_Set task_
Make an exact copy of the data below, leaving out every picture.

------------------------------------------------------------

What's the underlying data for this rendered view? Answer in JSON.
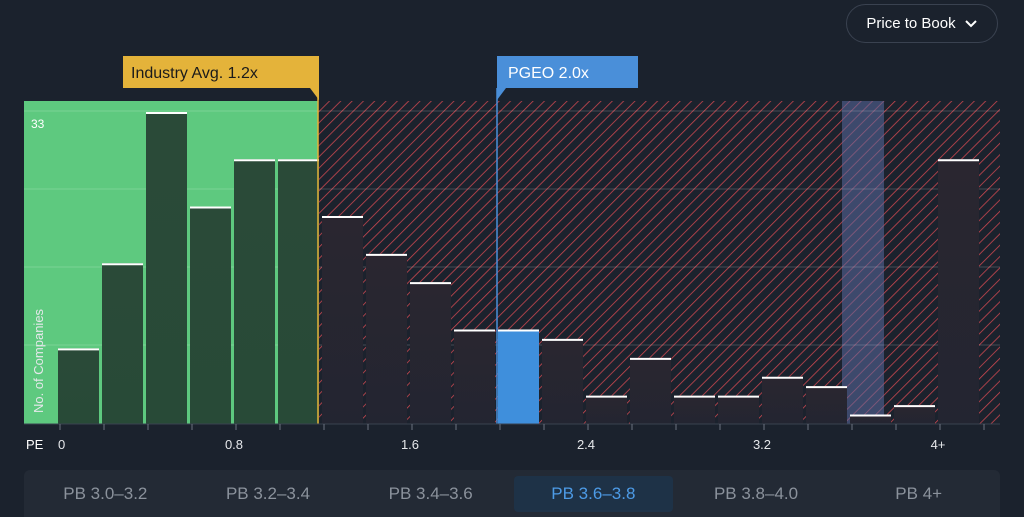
{
  "dropdown": {
    "label": "Price to Book",
    "icon": "chevron-down-icon"
  },
  "colors": {
    "background": "#1b222d",
    "industry_zone": "#5ec97f",
    "industry_bar": "#244232",
    "above_zone_hatch": "#c9474f",
    "company_bar": "#3f8fdc",
    "industry_marker": "#e4b33a",
    "company_marker": "#4a8fd9",
    "highlight_band": "#5a6aa0"
  },
  "chart_data": {
    "type": "bar",
    "ylabel": "No. of Companies",
    "xlabel": "PE",
    "y_top_label": "33",
    "ylim": [
      0,
      33
    ],
    "x_ticks": [
      "0",
      "0.8",
      "1.6",
      "2.4",
      "3.2",
      "4+"
    ],
    "x_tick_values": [
      0,
      0.8,
      1.6,
      2.4,
      3.2,
      4.0
    ],
    "bin_width": 0.2,
    "bins": [
      0,
      0.2,
      0.4,
      0.6,
      0.8,
      1.0,
      1.2,
      1.4,
      1.6,
      1.8,
      2.0,
      2.2,
      2.4,
      2.6,
      2.8,
      3.0,
      3.2,
      3.4,
      3.6,
      3.8,
      4.0
    ],
    "values": [
      8,
      17,
      33,
      23,
      28,
      28,
      22,
      18,
      15,
      10,
      10,
      9,
      3,
      7,
      3,
      3,
      5,
      4,
      1,
      2,
      28
    ],
    "industry_avg": {
      "label": "Industry Avg. 1.2x",
      "value": 1.2
    },
    "company": {
      "label": "PGEO 2.0x",
      "value": 2.0,
      "bin_index": 10
    },
    "highlight_bin_index": 18
  },
  "tabs": [
    {
      "label": "PB 3.0–3.2",
      "active": false
    },
    {
      "label": "PB 3.2–3.4",
      "active": false
    },
    {
      "label": "PB 3.4–3.6",
      "active": false
    },
    {
      "label": "PB 3.6–3.8",
      "active": true
    },
    {
      "label": "PB 3.8–4.0",
      "active": false
    },
    {
      "label": "PB 4+",
      "active": false
    }
  ]
}
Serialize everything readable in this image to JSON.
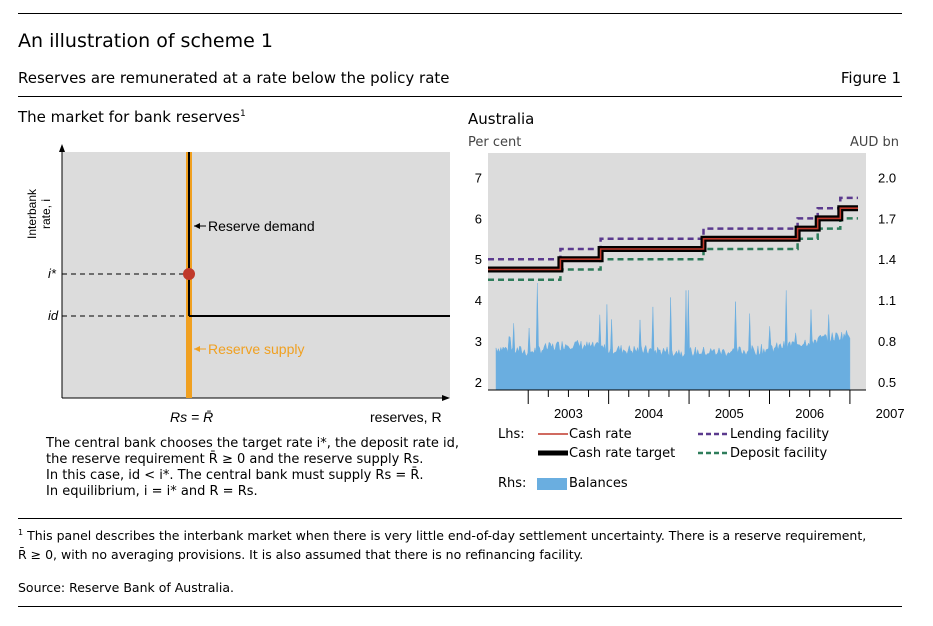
{
  "header": {
    "title": "An illustration of scheme 1",
    "subtitle": "Reserves are remunerated at a rate below the policy rate",
    "figure_label": "Figure 1"
  },
  "left_panel": {
    "title": "The market for bank reserves",
    "title_sup": "1",
    "y_axis_label_line1": "Interbank",
    "y_axis_label_line2": "rate, i",
    "istar_label": "i*",
    "id_label": "id",
    "reserve_demand_label": "Reserve demand",
    "reserve_supply_label": "Reserve supply",
    "rs_label": "Rs = R̄",
    "x_axis_label": "reserves, R",
    "demand_color": "#000000",
    "supply_color": "#f0a020",
    "equilibrium_color": "#c0392b",
    "caption_lines": [
      "The central bank chooses the target rate i*, the deposit rate id,",
      "the reserve requirement R̄ ≥ 0 and the reserve supply Rs.",
      "In this case, id < i*. The central bank must supply Rs = R̄.",
      "In equilibrium, i = i* and R = Rs."
    ]
  },
  "right_panel": {
    "title": "Australia",
    "left_unit": "Per cent",
    "right_unit": "AUD bn",
    "legend": {
      "lhs_label": "Lhs:",
      "rhs_label": "Rhs:",
      "items": [
        {
          "name": "Cash rate",
          "color": "#c0392b",
          "style": "thin"
        },
        {
          "name": "Cash rate target",
          "color": "#000000",
          "style": "thick"
        },
        {
          "name": "Lending facility",
          "color": "#5b3a8e",
          "style": "dashed"
        },
        {
          "name": "Deposit facility",
          "color": "#2e7d5b",
          "style": "dashed"
        },
        {
          "name": "Balances",
          "color": "#6aaee0",
          "style": "area"
        }
      ]
    }
  },
  "chart_data": {
    "type": "line",
    "title": "Australia",
    "x_range": [
      2002.5,
      2007.2
    ],
    "x_ticks": [
      "2003",
      "2004",
      "2005",
      "2006",
      "2007"
    ],
    "left_axis": {
      "label": "Per cent",
      "ticks": [
        2,
        3,
        4,
        5,
        6,
        7
      ],
      "range": [
        1.8,
        7.6
      ]
    },
    "right_axis": {
      "label": "AUD bn",
      "ticks": [
        "0.5",
        "0.8",
        "1.1",
        "1.4",
        "1.7",
        "2.0"
      ],
      "range": [
        0.5,
        2.0
      ]
    },
    "grid": true,
    "series": [
      {
        "name": "Cash rate target",
        "axis": "left",
        "x": [
          2002.5,
          2003.4,
          2003.4,
          2003.9,
          2003.9,
          2005.18,
          2005.18,
          2006.35,
          2006.35,
          2006.6,
          2006.6,
          2006.88,
          2006.88,
          2007.1
        ],
        "y": [
          4.75,
          4.75,
          5.0,
          5.0,
          5.25,
          5.25,
          5.5,
          5.5,
          5.75,
          5.75,
          6.0,
          6.0,
          6.25,
          6.25
        ]
      },
      {
        "name": "Cash rate",
        "axis": "left",
        "x": [
          2002.5,
          2003.4,
          2003.4,
          2003.9,
          2003.9,
          2005.18,
          2005.18,
          2006.35,
          2006.35,
          2006.6,
          2006.6,
          2006.88,
          2006.88,
          2007.1
        ],
        "y": [
          4.75,
          4.75,
          5.0,
          5.0,
          5.25,
          5.25,
          5.5,
          5.5,
          5.75,
          5.75,
          6.0,
          6.0,
          6.25,
          6.25
        ]
      },
      {
        "name": "Lending facility",
        "axis": "left",
        "x": [
          2002.5,
          2003.4,
          2003.4,
          2003.9,
          2003.9,
          2005.18,
          2005.18,
          2006.35,
          2006.35,
          2006.6,
          2006.6,
          2006.88,
          2006.88,
          2007.1
        ],
        "y": [
          5.0,
          5.0,
          5.25,
          5.25,
          5.5,
          5.5,
          5.75,
          5.75,
          6.0,
          6.0,
          6.25,
          6.25,
          6.5,
          6.5
        ]
      },
      {
        "name": "Deposit facility",
        "axis": "left",
        "x": [
          2002.5,
          2003.4,
          2003.4,
          2003.9,
          2003.9,
          2005.18,
          2005.18,
          2006.35,
          2006.35,
          2006.6,
          2006.6,
          2006.88,
          2006.88,
          2007.1
        ],
        "y": [
          4.5,
          4.5,
          4.75,
          4.75,
          5.0,
          5.0,
          5.25,
          5.25,
          5.5,
          5.5,
          5.75,
          5.75,
          6.0,
          6.0
        ]
      },
      {
        "name": "Balances",
        "axis": "right",
        "type": "area",
        "x": [
          2002.6,
          2003.0,
          2003.5,
          2004.0,
          2004.5,
          2005.0,
          2005.5,
          2006.0,
          2006.5,
          2007.0
        ],
        "y": [
          0.75,
          0.72,
          0.78,
          0.74,
          0.73,
          0.72,
          0.72,
          0.74,
          0.8,
          0.85
        ]
      }
    ]
  },
  "footnote": {
    "mark": "1",
    "text": "This panel describes the interbank market when there is very little end-of-day settlement uncertainty. There is a reserve requirement,",
    "text2": "R̄ ≥ 0, with no averaging provisions. It is also assumed that there is no refinancing facility."
  },
  "source": "Source: Reserve Bank of Australia."
}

------------------------------------------------------------

_Exercise response_
What's the underlying data for this rendered view? Answer in JSON.
{
  "dropdown": {
    "label": "Price to Book",
    "icon": "chevron-down-icon"
  },
  "colors": {
    "background": "#1b222d",
    "industry_zone": "#5ec97f",
    "industry_bar": "#244232",
    "above_zone_hatch": "#c9474f",
    "company_bar": "#3f8fdc",
    "industry_marker": "#e4b33a",
    "company_marker": "#4a8fd9",
    "highlight_band": "#5a6aa0"
  },
  "chart_data": {
    "type": "bar",
    "ylabel": "No. of Companies",
    "xlabel": "PE",
    "y_top_label": "33",
    "ylim": [
      0,
      33
    ],
    "x_ticks": [
      "0",
      "0.8",
      "1.6",
      "2.4",
      "3.2",
      "4+"
    ],
    "x_tick_values": [
      0,
      0.8,
      1.6,
      2.4,
      3.2,
      4.0
    ],
    "bin_width": 0.2,
    "bins": [
      0,
      0.2,
      0.4,
      0.6,
      0.8,
      1.0,
      1.2,
      1.4,
      1.6,
      1.8,
      2.0,
      2.2,
      2.4,
      2.6,
      2.8,
      3.0,
      3.2,
      3.4,
      3.6,
      3.8,
      4.0
    ],
    "values": [
      8,
      17,
      33,
      23,
      28,
      28,
      22,
      18,
      15,
      10,
      10,
      9,
      3,
      7,
      3,
      3,
      5,
      4,
      1,
      2,
      28
    ],
    "industry_avg": {
      "label": "Industry Avg. 1.2x",
      "value": 1.2
    },
    "company": {
      "label": "PGEO 2.0x",
      "value": 2.0,
      "bin_index": 10
    },
    "highlight_bin_index": 18
  },
  "tabs": [
    {
      "label": "PB 3.0–3.2",
      "active": false
    },
    {
      "label": "PB 3.2–3.4",
      "active": false
    },
    {
      "label": "PB 3.4–3.6",
      "active": false
    },
    {
      "label": "PB 3.6–3.8",
      "active": true
    },
    {
      "label": "PB 3.8–4.0",
      "active": false
    },
    {
      "label": "PB 4+",
      "active": false
    }
  ]
}
Serialize everything readable in this image to JSON.
{
  "header": {
    "title": "An illustration of scheme 1",
    "subtitle": "Reserves are remunerated at a rate below the policy rate",
    "figure_label": "Figure 1"
  },
  "left_panel": {
    "title": "The market for bank reserves",
    "title_sup": "1",
    "y_axis_label_line1": "Interbank",
    "y_axis_label_line2": "rate, i",
    "istar_label": "i*",
    "id_label": "id",
    "reserve_demand_label": "Reserve demand",
    "reserve_supply_label": "Reserve supply",
    "rs_label": "Rs = R̄",
    "x_axis_label": "reserves, R",
    "demand_color": "#000000",
    "supply_color": "#f0a020",
    "equilibrium_color": "#c0392b",
    "caption_lines": [
      "The central bank chooses the target rate i*, the deposit rate id,",
      "the reserve requirement R̄ ≥ 0 and the reserve supply Rs.",
      "In this case, id < i*. The central bank must supply Rs = R̄.",
      "In equilibrium, i = i* and R = Rs."
    ]
  },
  "right_panel": {
    "title": "Australia",
    "left_unit": "Per cent",
    "right_unit": "AUD bn",
    "legend": {
      "lhs_label": "Lhs:",
      "rhs_label": "Rhs:",
      "items": [
        {
          "name": "Cash rate",
          "color": "#c0392b",
          "style": "thin"
        },
        {
          "name": "Cash rate target",
          "color": "#000000",
          "style": "thick"
        },
        {
          "name": "Lending facility",
          "color": "#5b3a8e",
          "style": "dashed"
        },
        {
          "name": "Deposit facility",
          "color": "#2e7d5b",
          "style": "dashed"
        },
        {
          "name": "Balances",
          "color": "#6aaee0",
          "style": "area"
        }
      ]
    }
  },
  "chart_data": {
    "type": "line",
    "title": "Australia",
    "x_range": [
      2002.5,
      2007.2
    ],
    "x_ticks": [
      "2003",
      "2004",
      "2005",
      "2006",
      "2007"
    ],
    "left_axis": {
      "label": "Per cent",
      "ticks": [
        2,
        3,
        4,
        5,
        6,
        7
      ],
      "range": [
        1.8,
        7.6
      ]
    },
    "right_axis": {
      "label": "AUD bn",
      "ticks": [
        "0.5",
        "0.8",
        "1.1",
        "1.4",
        "1.7",
        "2.0"
      ],
      "range": [
        0.5,
        2.0
      ]
    },
    "grid": true,
    "series": [
      {
        "name": "Cash rate target",
        "axis": "left",
        "x": [
          2002.5,
          2003.4,
          2003.4,
          2003.9,
          2003.9,
          2005.18,
          2005.18,
          2006.35,
          2006.35,
          2006.6,
          2006.6,
          2006.88,
          2006.88,
          2007.1
        ],
        "y": [
          4.75,
          4.75,
          5.0,
          5.0,
          5.25,
          5.25,
          5.5,
          5.5,
          5.75,
          5.75,
          6.0,
          6.0,
          6.25,
          6.25
        ]
      },
      {
        "name": "Cash rate",
        "axis": "left",
        "x": [
          2002.5,
          2003.4,
          2003.4,
          2003.9,
          2003.9,
          2005.18,
          2005.18,
          2006.35,
          2006.35,
          2006.6,
          2006.6,
          2006.88,
          2006.88,
          2007.1
        ],
        "y": [
          4.75,
          4.75,
          5.0,
          5.0,
          5.25,
          5.25,
          5.5,
          5.5,
          5.75,
          5.75,
          6.0,
          6.0,
          6.25,
          6.25
        ]
      },
      {
        "name": "Lending facility",
        "axis": "left",
        "x": [
          2002.5,
          2003.4,
          2003.4,
          2003.9,
          2003.9,
          2005.18,
          2005.18,
          2006.35,
          2006.35,
          2006.6,
          2006.6,
          2006.88,
          2006.88,
          2007.1
        ],
        "y": [
          5.0,
          5.0,
          5.25,
          5.25,
          5.5,
          5.5,
          5.75,
          5.75,
          6.0,
          6.0,
          6.25,
          6.25,
          6.5,
          6.5
        ]
      },
      {
        "name": "Deposit facility",
        "axis": "left",
        "x": [
          2002.5,
          2003.4,
          2003.4,
          2003.9,
          2003.9,
          2005.18,
          2005.18,
          2006.35,
          2006.35,
          2006.6,
          2006.6,
          2006.88,
          2006.88,
          2007.1
        ],
        "y": [
          4.5,
          4.5,
          4.75,
          4.75,
          5.0,
          5.0,
          5.25,
          5.25,
          5.5,
          5.5,
          5.75,
          5.75,
          6.0,
          6.0
        ]
      },
      {
        "name": "Balances",
        "axis": "right",
        "type": "area",
        "x": [
          2002.6,
          2003.0,
          2003.5,
          2004.0,
          2004.5,
          2005.0,
          2005.5,
          2006.0,
          2006.5,
          2007.0
        ],
        "y": [
          0.75,
          0.72,
          0.78,
          0.74,
          0.73,
          0.72,
          0.72,
          0.74,
          0.8,
          0.85
        ]
      }
    ]
  },
  "footnote": {
    "mark": "1",
    "text": "This panel describes the interbank market when there is very little end-of-day settlement uncertainty. There is a reserve requirement,",
    "text2": "R̄ ≥ 0, with no averaging provisions. It is also assumed that there is no refinancing facility."
  },
  "source": "Source: Reserve Bank of Australia."
}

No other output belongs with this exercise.